**Problem to work on:** Beneath this task is a listing. State how many of its lines include the string "baru", giving nothing but the number.

*** Records for this task

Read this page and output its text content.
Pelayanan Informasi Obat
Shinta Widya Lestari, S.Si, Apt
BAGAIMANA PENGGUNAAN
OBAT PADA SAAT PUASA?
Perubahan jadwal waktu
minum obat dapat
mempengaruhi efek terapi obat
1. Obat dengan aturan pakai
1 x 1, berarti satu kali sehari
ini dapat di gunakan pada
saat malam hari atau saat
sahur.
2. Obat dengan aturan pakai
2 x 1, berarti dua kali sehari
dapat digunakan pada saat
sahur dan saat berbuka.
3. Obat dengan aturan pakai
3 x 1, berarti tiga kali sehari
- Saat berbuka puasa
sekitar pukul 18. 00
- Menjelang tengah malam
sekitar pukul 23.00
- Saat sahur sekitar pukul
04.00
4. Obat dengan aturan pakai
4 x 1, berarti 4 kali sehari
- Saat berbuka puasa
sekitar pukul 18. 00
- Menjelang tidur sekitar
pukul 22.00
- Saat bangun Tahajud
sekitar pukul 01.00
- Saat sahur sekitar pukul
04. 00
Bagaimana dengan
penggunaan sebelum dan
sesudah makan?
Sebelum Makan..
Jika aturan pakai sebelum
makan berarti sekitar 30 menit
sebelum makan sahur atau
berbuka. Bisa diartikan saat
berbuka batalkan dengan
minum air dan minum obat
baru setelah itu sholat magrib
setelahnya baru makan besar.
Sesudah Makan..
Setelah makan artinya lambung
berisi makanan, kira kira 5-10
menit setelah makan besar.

******

**Solved problem:** 2